Aşağıdaki seçilen metne göre (a), (b) ve (c) ifadelerinin metinle uyuşup uyuşmadığını evet ya da hayır diye belirtiniz; her birinde kararı veren sözleri metinden olduğu gibi alıntılayınız. (a) ‘İnadına Yaşamak’ Kanal D ekranında 6 bölüm kalabilmiştir. (b) ‘Düşler ve Umutlar’ Show TV’nin dizisidir. (c) ‘Zeytin Tepesi’ 10 bölüm sürdürülebilmiştir.

• _Seçilen Metin_
----

Bir diğeri, Show TV’nin ‘Firuze’si… Müjde Ar’ın bitmesine karşın ‘Firuze, annemin kendisi’ diyerek hak arayışıyla peşini bırakmadığı ‘Firuze’, beşinci bölümü göremeden final yapan diziler kategorisinde.
‘Bir gün uyanırsınız ve hayatınız birdenbire tersine döner...’ diyerek başlayan ve Nurgül Yeşilçay ile Engin Altan Düzyatan’ın dizi hevesini kursaklarında bırakan ‘Cinayet’, kanal keyfiyetiyle kaderi 5 bölümde tersyüz edilenlerden.
FOX TV’nin yayın kararsızlığında kalıp yerli Oliver Twist yaratma düşünü çabucak etkisiz hale getirdiği ‘Düşler ve Umutlar’, 5 bölüm sonrası umutları kararanlardan.
Oktay Kaynarca ile Sanem Çelik’i buluşturan ‘İnadına Yaşamak’, reytingler karşısında inadın imkânsızlığını gösterip ancak 6 bölüm Kanal D ekranında tutunabilenlerden.
Yeniden ekrana döndürülmesi için takipçileri tarafından yoğun gayret gösterilmesine rağmen, kaliteli dizi izlemek isteklerine karşı vicdanları harekete geçirmeyi başaramayan ‘Vicdan’ da Kanal D’nin 6 bölümle finale yolladıklarından.
Komediyi, öksüz yetimlerin zenginler karşısındaki boynu büküklüğüyle, okul ortamında yaşatmak üzere yola çıkan ‘Boynu Bükükler’ ise Kanal D’nin 5 bölümde boynunu büktüklerinden.
Bu listeyi farklı yapımlarla çoğaltmak mümkün.
Show TV’nin şans tanımasına rağmen bekleneni veremeyen dizisi ‘Saklı Kalan’ bir yanda… ATV’nin cesurluğunu ekran savaşında yeterince gösteremeyen dizisi ‘Cesur Hemşire’nin yarattığı hayal kırıklığı diğer yanda...
Dizilerin bu ekran savaşında yenilip, ‘Barış için selfie, Zeytin Tepesi ekibi’ mesajıyla Instagram’dan paylaştıkları resim sosyal medyada büyük ilgi görse de, barışçıl ve sempatik selfie pozuyla dahi, kararını veren Kanal D’yi etkilemeyi beceremeyen ‘Zeytin Tepesi’ de, üreticiliğini ancak 8 bölüm sürdürebilenlerden.

----

• _Verilen Malzeme_
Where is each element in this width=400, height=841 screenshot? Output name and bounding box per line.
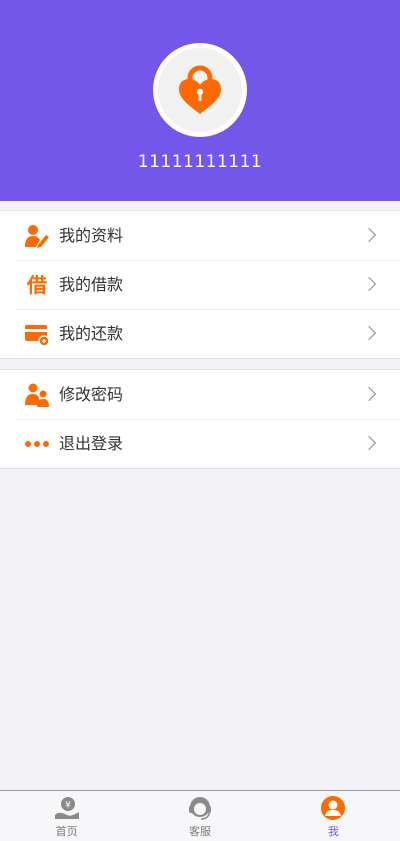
heart-lock-icon: [179, 65, 221, 114]
avatar-inner: [158, 48, 242, 132]
tab-label: 首页: [55, 825, 78, 838]
menu-group-security: 修改密码 退出登录: [0, 369, 400, 469]
menu-item-label: 我的资料: [59, 226, 124, 245]
menu-item-logout[interactable]: 退出登录: [0, 419, 400, 468]
menu-item-my-loans[interactable]: 借 我的借款: [0, 260, 400, 309]
user-phone: 11111111111: [137, 152, 263, 172]
chevron-right-icon: [361, 227, 377, 243]
borrow-icon: 借: [24, 272, 50, 298]
chevron-right-icon: [361, 435, 377, 451]
profile-header: 11111111111: [0, 0, 400, 201]
menu-item-label: 我的还款: [59, 324, 124, 343]
menu-item-label: 我的借款: [59, 275, 124, 294]
tab-me[interactable]: 我: [267, 791, 400, 841]
more-dots-icon: [24, 431, 50, 457]
tab-home[interactable]: ¥ 首页: [0, 791, 133, 841]
chevron-right-icon: [361, 276, 377, 292]
user-edit-icon: [24, 223, 50, 249]
avatar[interactable]: [153, 43, 247, 137]
menu-item-my-profile[interactable]: 我的资料: [0, 211, 400, 260]
users-icon: [24, 382, 50, 408]
service-icon: [187, 795, 213, 821]
menu-item-my-repayments[interactable]: 我的还款: [0, 309, 400, 358]
borrow-icon-char: 借: [27, 273, 47, 297]
tab-service[interactable]: 客服: [133, 791, 266, 841]
menu-item-change-password[interactable]: 修改密码: [0, 370, 400, 419]
menu-group-account: 我的资料 借 我的借款 我的还款: [0, 210, 400, 359]
menu-item-label: 退出登录: [59, 434, 124, 453]
bottom-tab-bar: ¥ 首页 客服 我: [0, 790, 400, 841]
menu-item-label: 修改密码: [59, 385, 124, 404]
chevron-right-icon: [361, 386, 377, 402]
profile-icon: [320, 795, 346, 821]
chevron-right-icon: [361, 325, 377, 341]
tab-label: 我: [327, 825, 339, 838]
tab-label: 客服: [188, 825, 211, 838]
svg-text:¥: ¥: [65, 801, 71, 811]
home-money-icon: ¥: [54, 795, 80, 821]
card-icon: [24, 321, 50, 347]
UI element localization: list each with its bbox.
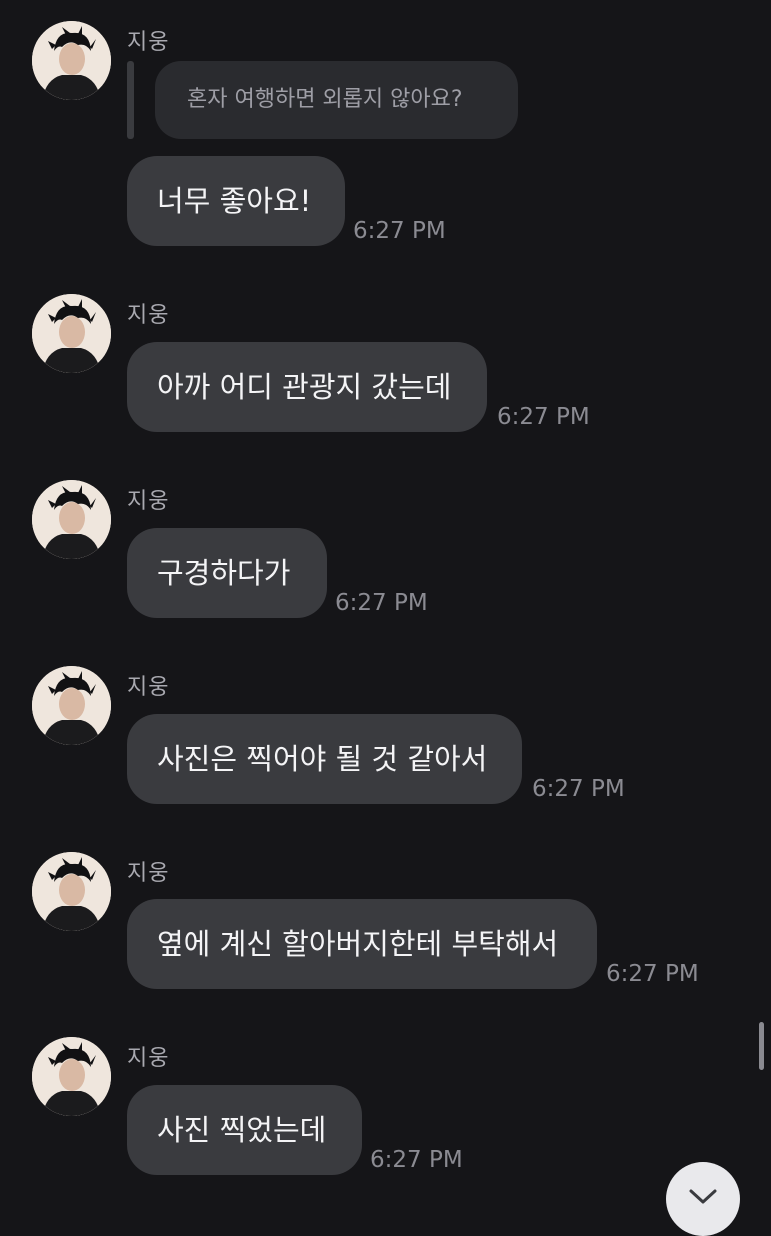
reply-quote-bar [127, 61, 134, 139]
profile-photo-icon [32, 852, 111, 931]
sender-name: 지웅 [127, 489, 170, 514]
avatar[interactable] [32, 666, 111, 745]
scroll-to-bottom-button[interactable] [666, 1162, 740, 1236]
message-time: 6:27 PM [353, 218, 446, 244]
message-time: 6:27 PM [606, 961, 699, 987]
message-group: 지웅 혼자 여행하면 외롭지 않아요? 너무 좋아요! 6:27 PM [0, 0, 771, 260]
sender-name: 지웅 [127, 861, 170, 886]
avatar[interactable] [32, 1037, 111, 1116]
message-bubble[interactable]: 사진은 찍어야 될 것 같아서 [127, 714, 522, 804]
avatar[interactable] [32, 852, 111, 931]
profile-photo-icon [32, 666, 111, 745]
sender-name: 지웅 [127, 1046, 170, 1071]
message-time: 6:27 PM [335, 590, 428, 616]
message-bubble[interactable]: 사진 찍었는데 [127, 1085, 362, 1175]
message-bubble[interactable]: 아까 어디 관광지 갔는데 [127, 342, 487, 432]
message-time: 6:27 PM [497, 404, 590, 430]
profile-photo-icon [32, 480, 111, 559]
sender-name: 지웅 [127, 30, 170, 55]
message-bubble[interactable]: 옆에 계신 할아버지한테 부탁해서 [127, 899, 597, 989]
avatar[interactable] [32, 480, 111, 559]
avatar[interactable] [32, 21, 111, 100]
avatar[interactable] [32, 294, 111, 373]
profile-photo-icon [32, 294, 111, 373]
message-time: 6:27 PM [532, 776, 625, 802]
scrollbar-thumb[interactable] [759, 1022, 764, 1070]
message-time: 6:27 PM [370, 1147, 463, 1173]
profile-photo-icon [32, 1037, 111, 1116]
message-bubble[interactable]: 너무 좋아요! [127, 156, 345, 246]
sender-name: 지웅 [127, 675, 170, 700]
sender-name: 지웅 [127, 303, 170, 328]
reply-preview[interactable]: 혼자 여행하면 외롭지 않아요? [155, 61, 518, 139]
chevron-down-icon [689, 1189, 717, 1204]
message-bubble[interactable]: 구경하다가 [127, 528, 327, 618]
profile-photo-icon [32, 21, 111, 100]
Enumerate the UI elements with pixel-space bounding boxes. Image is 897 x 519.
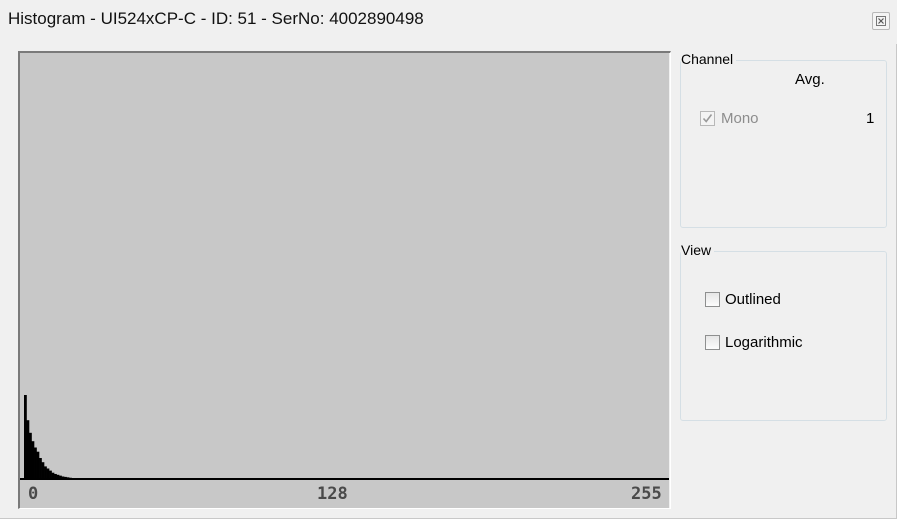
axis-label-255: 255 (631, 484, 662, 504)
histogram-bar (44, 466, 47, 479)
check-icon (702, 114, 713, 123)
axis-label-0: 0 (28, 484, 39, 504)
histogram-bar (34, 447, 37, 479)
histogram-bars (24, 395, 75, 479)
outlined-label: Outlined (725, 291, 781, 308)
histogram-bar (36, 451, 40, 479)
view-group-title: View (681, 242, 715, 258)
close-icon (876, 16, 886, 26)
logarithmic-label: Logarithmic (725, 334, 803, 351)
histogram-bar (46, 468, 50, 479)
window-title: Histogram - UI524xCP-C - ID: 51 - SerNo:… (8, 9, 424, 28)
histogram-bar (49, 470, 52, 479)
mono-label: Mono (721, 110, 759, 127)
histogram-bar (24, 395, 27, 479)
histogram-bar (41, 462, 45, 479)
histogram-bar (29, 432, 32, 479)
view-group: View Outlined Logarithmic (680, 242, 887, 421)
histogram-bar (39, 458, 42, 479)
histogram-plot: 0 128 255 (20, 53, 669, 508)
histogram-window: Histogram - UI524xCP-C - ID: 51 - SerNo:… (0, 0, 897, 519)
channel-group-title: Channel (681, 51, 737, 67)
channel-group: Channel Avg. Mono 1 (680, 51, 887, 228)
title-bar: Histogram - UI524xCP-C - ID: 51 - SerNo:… (0, 0, 897, 44)
histogram-svg (20, 395, 669, 480)
avg-header: Avg. (795, 71, 825, 88)
axis-label-128: 128 (317, 484, 348, 504)
logarithmic-checkbox[interactable] (705, 335, 720, 350)
histogram-frame: 0 128 255 (18, 51, 671, 509)
histogram-bar (31, 441, 35, 479)
mono-avg-value: 1 (866, 110, 875, 127)
outlined-checkbox[interactable] (705, 292, 720, 307)
mono-checkbox[interactable] (700, 111, 715, 126)
histogram-bar (26, 420, 30, 479)
close-button[interactable] (872, 12, 890, 30)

----

• _Yanıt_
(a) Evet: “ancak 6 bölüm Kanal D ekranında tutunabilenlerden”
(b) Hayır: “FOX TV’nin yayın kararsızlığında kalıp yerli Oliver Twist yaratma düşünü çabucak etkisiz hale getirdiği ‘Düşler ve Umutlar’”
(c) Hayır: “üreticiliğini ancak 8 bölüm sürdürebilenlerden”